Records shown =
○ ○ ○ ○ ○ ○ ○
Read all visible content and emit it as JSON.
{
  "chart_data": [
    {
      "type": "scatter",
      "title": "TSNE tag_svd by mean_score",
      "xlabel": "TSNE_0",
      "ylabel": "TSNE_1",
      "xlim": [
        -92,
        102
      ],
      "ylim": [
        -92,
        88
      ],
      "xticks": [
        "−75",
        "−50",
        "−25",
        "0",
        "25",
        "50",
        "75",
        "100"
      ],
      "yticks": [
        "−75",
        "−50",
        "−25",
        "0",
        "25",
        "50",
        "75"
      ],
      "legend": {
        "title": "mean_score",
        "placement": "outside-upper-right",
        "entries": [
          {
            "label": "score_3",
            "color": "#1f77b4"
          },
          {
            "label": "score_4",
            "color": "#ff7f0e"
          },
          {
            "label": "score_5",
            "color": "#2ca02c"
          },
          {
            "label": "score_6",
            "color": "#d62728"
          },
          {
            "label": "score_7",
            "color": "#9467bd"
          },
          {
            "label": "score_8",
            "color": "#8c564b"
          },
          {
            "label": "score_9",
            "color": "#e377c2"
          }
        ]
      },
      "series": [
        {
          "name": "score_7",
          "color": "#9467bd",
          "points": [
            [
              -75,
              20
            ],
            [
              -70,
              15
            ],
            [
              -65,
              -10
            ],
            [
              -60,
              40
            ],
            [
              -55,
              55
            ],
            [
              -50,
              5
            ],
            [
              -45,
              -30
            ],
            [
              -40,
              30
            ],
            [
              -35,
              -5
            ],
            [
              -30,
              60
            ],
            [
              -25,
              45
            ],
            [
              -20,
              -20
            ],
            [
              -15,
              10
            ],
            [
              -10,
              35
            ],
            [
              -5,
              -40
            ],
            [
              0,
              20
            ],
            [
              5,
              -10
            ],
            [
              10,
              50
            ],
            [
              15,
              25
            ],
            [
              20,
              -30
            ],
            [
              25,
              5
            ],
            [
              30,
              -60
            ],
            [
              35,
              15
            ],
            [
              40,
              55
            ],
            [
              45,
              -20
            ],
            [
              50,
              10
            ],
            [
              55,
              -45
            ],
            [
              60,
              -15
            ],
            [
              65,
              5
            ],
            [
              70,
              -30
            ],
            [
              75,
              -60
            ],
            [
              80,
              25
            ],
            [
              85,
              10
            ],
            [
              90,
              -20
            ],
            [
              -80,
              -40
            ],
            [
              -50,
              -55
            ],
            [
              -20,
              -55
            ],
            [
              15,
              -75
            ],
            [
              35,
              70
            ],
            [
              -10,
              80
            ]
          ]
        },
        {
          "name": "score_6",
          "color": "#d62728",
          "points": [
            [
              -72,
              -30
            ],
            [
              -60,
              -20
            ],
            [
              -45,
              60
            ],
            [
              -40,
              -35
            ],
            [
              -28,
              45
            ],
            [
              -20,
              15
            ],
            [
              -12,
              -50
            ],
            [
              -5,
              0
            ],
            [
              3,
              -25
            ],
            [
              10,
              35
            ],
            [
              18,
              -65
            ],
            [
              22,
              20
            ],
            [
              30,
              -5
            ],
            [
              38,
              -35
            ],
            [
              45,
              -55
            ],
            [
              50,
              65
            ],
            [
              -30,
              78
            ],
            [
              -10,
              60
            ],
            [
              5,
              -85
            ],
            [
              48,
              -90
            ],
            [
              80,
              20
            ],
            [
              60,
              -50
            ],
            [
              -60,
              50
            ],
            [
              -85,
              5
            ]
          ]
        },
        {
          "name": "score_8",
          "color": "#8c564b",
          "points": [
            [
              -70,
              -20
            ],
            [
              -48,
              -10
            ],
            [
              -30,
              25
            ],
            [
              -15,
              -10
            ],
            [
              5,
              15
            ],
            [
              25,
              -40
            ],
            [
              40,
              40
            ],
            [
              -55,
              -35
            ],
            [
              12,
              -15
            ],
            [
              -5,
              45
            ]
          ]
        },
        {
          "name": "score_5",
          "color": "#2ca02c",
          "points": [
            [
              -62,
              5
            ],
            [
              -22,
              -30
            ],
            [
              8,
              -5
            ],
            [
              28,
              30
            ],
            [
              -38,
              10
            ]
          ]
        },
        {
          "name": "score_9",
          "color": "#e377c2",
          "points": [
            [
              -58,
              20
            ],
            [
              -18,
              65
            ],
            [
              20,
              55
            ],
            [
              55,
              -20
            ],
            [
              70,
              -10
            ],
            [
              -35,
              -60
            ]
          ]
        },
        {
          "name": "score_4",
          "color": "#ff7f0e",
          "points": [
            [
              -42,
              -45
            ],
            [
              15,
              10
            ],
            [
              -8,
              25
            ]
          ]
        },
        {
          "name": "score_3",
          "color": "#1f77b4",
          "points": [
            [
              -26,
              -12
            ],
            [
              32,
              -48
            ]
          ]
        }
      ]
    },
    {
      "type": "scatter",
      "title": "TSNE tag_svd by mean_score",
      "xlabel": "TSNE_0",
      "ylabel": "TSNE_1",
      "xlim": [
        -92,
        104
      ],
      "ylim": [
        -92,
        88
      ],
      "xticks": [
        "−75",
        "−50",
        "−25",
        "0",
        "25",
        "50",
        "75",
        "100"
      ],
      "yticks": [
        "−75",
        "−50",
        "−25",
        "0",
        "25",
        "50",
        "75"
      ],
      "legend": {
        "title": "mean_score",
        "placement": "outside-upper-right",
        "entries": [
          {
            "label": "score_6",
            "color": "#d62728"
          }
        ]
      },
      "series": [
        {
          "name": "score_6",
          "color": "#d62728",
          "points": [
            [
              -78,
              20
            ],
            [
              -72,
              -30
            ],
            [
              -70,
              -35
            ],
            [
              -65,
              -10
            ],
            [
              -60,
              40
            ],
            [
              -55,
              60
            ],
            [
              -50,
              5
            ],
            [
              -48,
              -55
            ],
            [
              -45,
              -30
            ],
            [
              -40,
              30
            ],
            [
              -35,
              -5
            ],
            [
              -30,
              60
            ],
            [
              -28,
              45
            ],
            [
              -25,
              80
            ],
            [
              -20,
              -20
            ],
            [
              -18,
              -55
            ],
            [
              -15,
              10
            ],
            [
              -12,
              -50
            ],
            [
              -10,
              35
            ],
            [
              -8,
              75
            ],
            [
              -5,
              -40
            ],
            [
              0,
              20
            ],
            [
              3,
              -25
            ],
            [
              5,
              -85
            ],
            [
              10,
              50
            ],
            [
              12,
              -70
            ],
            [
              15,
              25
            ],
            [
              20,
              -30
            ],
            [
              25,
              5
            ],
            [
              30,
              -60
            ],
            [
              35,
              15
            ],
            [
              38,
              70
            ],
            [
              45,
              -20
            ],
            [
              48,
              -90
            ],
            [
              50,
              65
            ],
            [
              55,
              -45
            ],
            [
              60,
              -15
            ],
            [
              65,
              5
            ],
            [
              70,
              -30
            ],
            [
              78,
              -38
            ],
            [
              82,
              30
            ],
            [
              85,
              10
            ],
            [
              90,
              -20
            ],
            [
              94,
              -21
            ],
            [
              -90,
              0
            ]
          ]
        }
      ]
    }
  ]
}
○ ○ ○ ○ ○ ○ ○
What to work on =
Restate each entry exactly, skipping none.

Solution for this problem =
Read all visible content and emit it as JSON.
{
  "chart_data": [
    {
      "type": "scatter",
      "title": "TSNE tag_svd by mean_score",
      "xlabel": "TSNE_0",
      "ylabel": "TSNE_1",
      "xlim": [
        -92,
        102
      ],
      "ylim": [
        -92,
        88
      ],
      "xticks": [
        "−75",
        "−50",
        "−25",
        "0",
        "25",
        "50",
        "75",
        "100"
      ],
      "yticks": [
        "−75",
        "−50",
        "−25",
        "0",
        "25",
        "50",
        "75"
      ],
      "legend": {
        "title": "mean_score",
        "placement": "outside-upper-right",
        "entries": [
          {
            "label": "score_3",
            "color": "#1f77b4"
          },
          {
            "label": "score_4",
            "color": "#ff7f0e"
          },
          {
            "label": "score_5",
            "color": "#2ca02c"
          },
          {
            "label": "score_6",
            "color": "#d62728"
          },
          {
            "label": "score_7",
            "color": "#9467bd"
          },
          {
            "label": "score_8",
            "color": "#8c564b"
          },
          {
            "label": "score_9",
            "color": "#e377c2"
          }
        ]
      },
      "series": [
        {
          "name": "score_7",
          "color": "#9467bd",
          "points": [
            [
              -75,
              20
            ],
            [
              -70,
              15
            ],
            [
              -65,
              -10
            ],
            [
              -60,
              40
            ],
            [
              -55,
              55
            ],
            [
              -50,
              5
            ],
            [
              -45,
              -30
            ],
            [
              -40,
              30
            ],
            [
              -35,
              -5
            ],
            [
              -30,
              60
            ],
            [
              -25,
              45
            ],
            [
              -20,
              -20
            ],
            [
              -15,
              10
            ],
            [
              -10,
              35
            ],
            [
              -5,
              -40
            ],
            [
              0,
              20
            ],
            [
              5,
              -10
            ],
            [
              10,
              50
            ],
            [
              15,
              25
            ],
            [
              20,
              -30
            ],
            [
              25,
              5
            ],
            [
              30,
              -60
            ],
            [
              35,
              15
            ],
            [
              40,
              55
            ],
            [
              45,
              -20
            ],
            [
              50,
              10
            ],
            [
              55,
              -45
            ],
            [
              60,
              -15
            ],
            [
              65,
              5
            ],
            [
              70,
              -30
            ],
            [
              75,
              -60
            ],
            [
              80,
              25
            ],
            [
              85,
              10
            ],
            [
              90,
              -20
            ],
            [
              -80,
              -40
            ],
            [
              -50,
              -55
            ],
            [
              -20,
              -55
            ],
            [
              15,
              -75
            ],
            [
              35,
              70
            ],
            [
              -10,
              80
            ]
          ]
        },
        {
          "name": "score_6",
          "color": "#d62728",
          "points": [
            [
              -72,
              -30
            ],
            [
              -60,
              -20
            ],
            [
              -45,
              60
            ],
            [
              -40,
              -35
            ],
            [
              -28,
              45
            ],
            [
              -20,
              15
            ],
            [
              -12,
              -50
            ],
            [
              -5,
              0
            ],
            [
              3,
              -25
            ],
            [
              10,
              35
            ],
            [
              18,
              -65
            ],
            [
              22,
              20
            ],
            [
              30,
              -5
            ],
            [
              38,
              -35
            ],
            [
              45,
              -55
            ],
            [
              50,
              65
            ],
            [
              -30,
              78
            ],
            [
              -10,
              60
            ],
            [
              5,
              -85
            ],
            [
              48,
              -90
            ],
            [
              80,
              20
            ],
            [
              60,
              -50
            ],
            [
              -60,
              50
            ],
            [
              -85,
              5
            ]
          ]
        },
        {
          "name": "score_8",
          "color": "#8c564b",
          "points": [
            [
              -70,
              -20
            ],
            [
              -48,
              -10
            ],
            [
              -30,
              25
            ],
            [
              -15,
              -10
            ],
            [
              5,
              15
            ],
            [
              25,
              -40
            ],
            [
              40,
              40
            ],
            [
              -55,
              -35
            ],
            [
              12,
              -15
            ],
            [
              -5,
              45
            ]
          ]
        },
        {
          "name": "score_5",
          "color": "#2ca02c",
          "points": [
            [
              -62,
              5
            ],
            [
              -22,
              -30
            ],
            [
              8,
              -5
            ],
            [
              28,
              30
            ],
            [
              -38,
              10
            ]
          ]
        },
        {
          "name": "score_9",
          "color": "#e377c2",
          "points": [
            [
              -58,
              20
            ],
            [
              -18,
              65
            ],
            [
              20,
              55
            ],
            [
              55,
              -20
            ],
            [
              70,
              -10
            ],
            [
              -35,
              -60
            ]
          ]
        },
        {
          "name": "score_4",
          "color": "#ff7f0e",
          "points": [
            [
              -42,
              -45
            ],
            [
              15,
              10
            ],
            [
              -8,
              25
            ]
          ]
        },
        {
          "name": "score_3",
          "color": "#1f77b4",
          "points": [
            [
              -26,
              -12
            ],
            [
              32,
              -48
            ]
          ]
        }
      ]
    },
    {
      "type": "scatter",
      "title": "TSNE tag_svd by mean_score",
      "xlabel": "TSNE_0",
      "ylabel": "TSNE_1",
      "xlim": [
        -92,
        104
      ],
      "ylim": [
        -92,
        88
      ],
      "xticks": [
        "−75",
        "−50",
        "−25",
        "0",
        "25",
        "50",
        "75",
        "100"
      ],
      "yticks": [
        "−75",
        "−50",
        "−25",
        "0",
        "25",
        "50",
        "75"
      ],
      "legend": {
        "title": "mean_score",
        "placement": "outside-upper-right",
        "entries": [
          {
            "label": "score_6",
            "color": "#d62728"
          }
        ]
      },
      "series": [
        {
          "name": "score_6",
          "color": "#d62728",
          "points": [
            [
              -78,
              20
            ],
            [
              -72,
              -30
            ],
            [
              -70,
              -35
            ],
            [
              -65,
              -10
            ],
            [
              -60,
              40
            ],
            [
              -55,
              60
            ],
            [
              -50,
              5
            ],
            [
              -48,
              -55
            ],
            [
              -45,
              -30
            ],
            [
              -40,
              30
            ],
            [
              -35,
              -5
            ],
            [
              -30,
              60
            ],
            [
              -28,
              45
            ],
            [
              -25,
              80
            ],
            [
              -20,
              -20
            ],
            [
              -18,
              -55
            ],
            [
              -15,
              10
            ],
            [
              -12,
              -50
            ],
            [
              -10,
              35
            ],
            [
              -8,
              75
            ],
            [
              -5,
              -40
            ],
            [
              0,
              20
            ],
            [
              3,
              -25
            ],
            [
              5,
              -85
            ],
            [
              10,
              50
            ],
            [
              12,
              -70
            ],
            [
              15,
              25
            ],
            [
              20,
              -30
            ],
            [
              25,
              5
            ],
            [
              30,
              -60
            ],
            [
              35,
              15
            ],
            [
              38,
              70
            ],
            [
              45,
              -20
            ],
            [
              48,
              -90
            ],
            [
              50,
              65
            ],
            [
              55,
              -45
            ],
            [
              60,
              -15
            ],
            [
              65,
              5
            ],
            [
              70,
              -30
            ],
            [
              78,
              -38
            ],
            [
              82,
              30
            ],
            [
              85,
              10
            ],
            [
              90,
              -20
            ],
            [
              94,
              -21
            ],
            [
              -90,
              0
            ]
          ]
        }
      ]
    }
  ]
}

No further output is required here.